Written request
Lines holding the string "Approve" are the ones to copy; find them all in the data.

Dataset entries on figures

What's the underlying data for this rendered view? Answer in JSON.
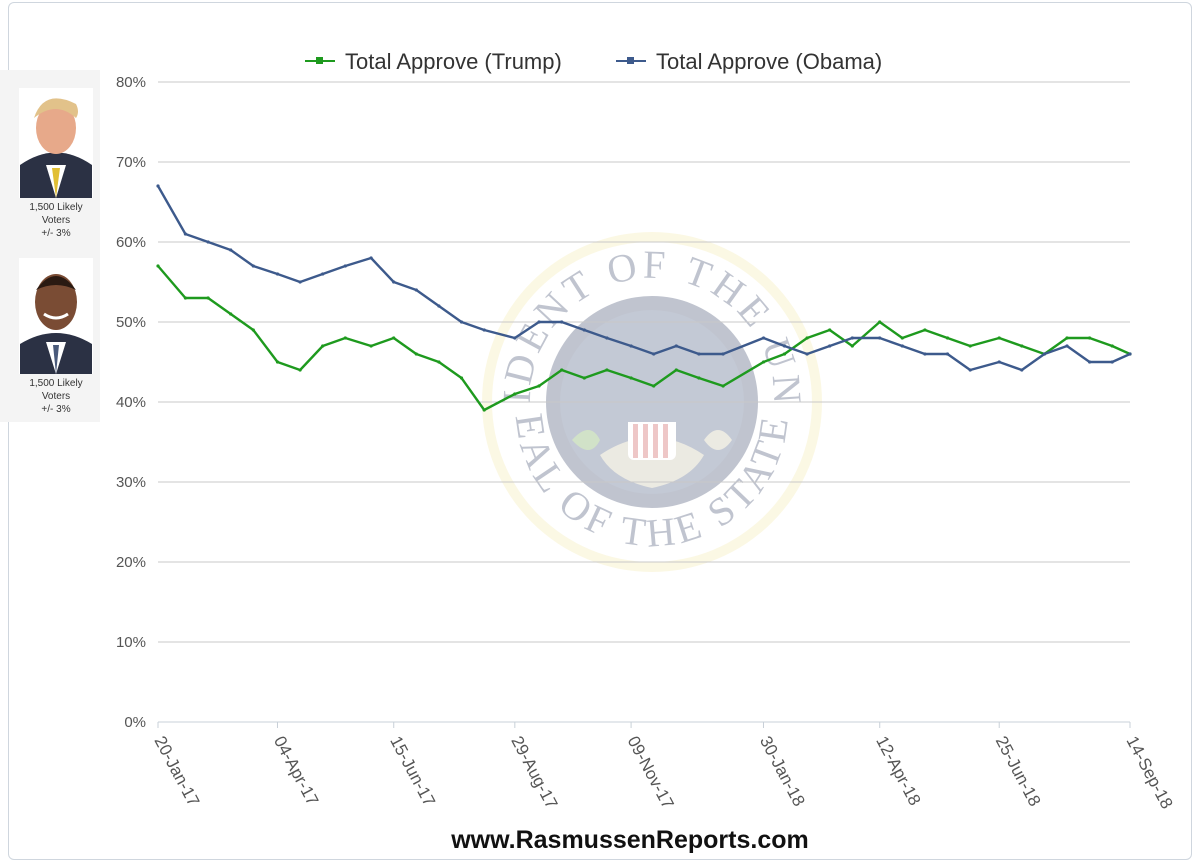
{
  "chart_data": {
    "type": "line",
    "title": "",
    "xlabel": "",
    "ylabel": "",
    "ylim": [
      0,
      80
    ],
    "y_ticks": [
      "0%",
      "10%",
      "20%",
      "30%",
      "40%",
      "50%",
      "60%",
      "70%",
      "80%"
    ],
    "x_ticks": [
      "20-Jan-17",
      "04-Apr-17",
      "15-Jun-17",
      "29-Aug-17",
      "09-Nov-17",
      "30-Jan-18",
      "12-Apr-18",
      "25-Jun-18",
      "14-Sep-18"
    ],
    "grid": true,
    "legend_position": "top",
    "x": [
      "20-Jan-17",
      "06-Feb-17",
      "20-Feb-17",
      "06-Mar-17",
      "20-Mar-17",
      "04-Apr-17",
      "18-Apr-17",
      "02-May-17",
      "16-May-17",
      "01-Jun-17",
      "15-Jun-17",
      "29-Jun-17",
      "13-Jul-17",
      "27-Jul-17",
      "10-Aug-17",
      "29-Aug-17",
      "13-Sep-17",
      "27-Sep-17",
      "11-Oct-17",
      "25-Oct-17",
      "09-Nov-17",
      "23-Nov-17",
      "07-Dec-17",
      "21-Dec-17",
      "05-Jan-18",
      "30-Jan-18",
      "12-Feb-18",
      "26-Feb-18",
      "12-Mar-18",
      "26-Mar-18",
      "12-Apr-18",
      "26-Apr-18",
      "10-May-18",
      "24-May-18",
      "07-Jun-18",
      "25-Jun-18",
      "09-Jul-18",
      "23-Jul-18",
      "06-Aug-18",
      "20-Aug-18",
      "03-Sep-18",
      "14-Sep-18"
    ],
    "series": [
      {
        "name": "Total Approve (Trump)",
        "color": "#1e9a1e",
        "values": [
          57,
          53,
          53,
          51,
          49,
          45,
          44,
          47,
          48,
          47,
          48,
          46,
          45,
          43,
          39,
          41,
          42,
          44,
          43,
          44,
          43,
          42,
          44,
          43,
          42,
          45,
          46,
          48,
          49,
          47,
          50,
          48,
          49,
          48,
          47,
          48,
          47,
          46,
          48,
          48,
          47,
          46
        ]
      },
      {
        "name": "Total Approve (Obama)",
        "color": "#3d5a8c",
        "values": [
          67,
          61,
          60,
          59,
          57,
          56,
          55,
          56,
          57,
          58,
          55,
          54,
          52,
          50,
          49,
          48,
          50,
          50,
          49,
          48,
          47,
          46,
          47,
          46,
          46,
          48,
          47,
          46,
          47,
          48,
          48,
          47,
          46,
          46,
          44,
          45,
          44,
          46,
          47,
          45,
          45,
          46
        ]
      }
    ]
  },
  "legend": {
    "trump_label": "Total Approve (Trump)",
    "obama_label": "Total Approve (Obama)"
  },
  "side_panel": {
    "trump_caption_1": "1,500 Likely",
    "trump_caption_2": "Voters",
    "trump_caption_3": "+/- 3%",
    "obama_caption_1": "1,500 Likely",
    "obama_caption_2": "Voters",
    "obama_caption_3": "+/- 3%"
  },
  "seal": {
    "top_text": "PRESIDENT OF THE UNITED",
    "bottom_text": "SEAL OF THE STATES"
  },
  "footer": {
    "site": "www.RasmussenReports.com"
  }
}
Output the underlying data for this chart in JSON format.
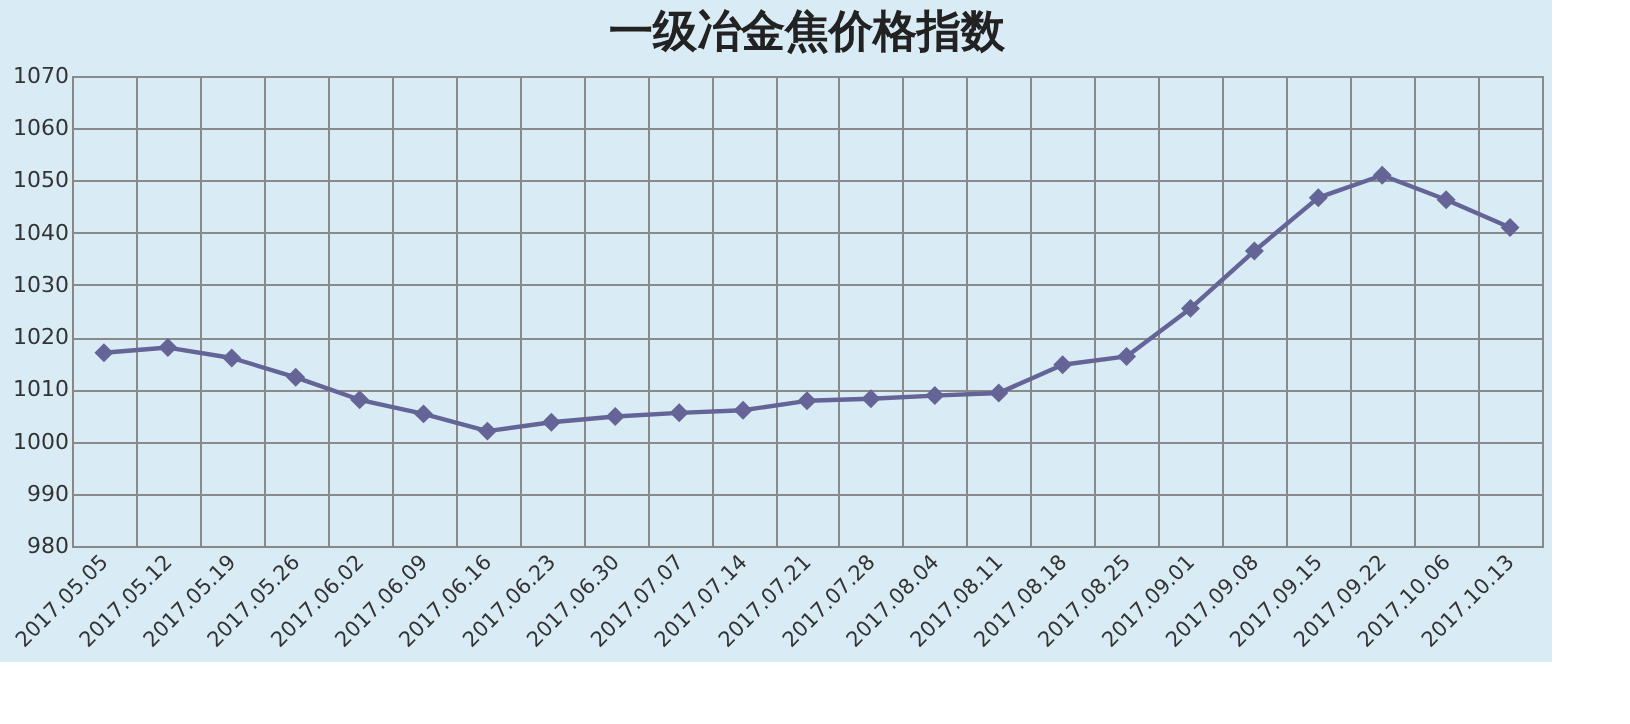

Answer in full
        "name": "Total Approve (Trump)",
        "name": "Total Approve (Obama)",
    "trump_label": "Total Approve (Trump)",
    "obama_label": "Total Approve (Obama)"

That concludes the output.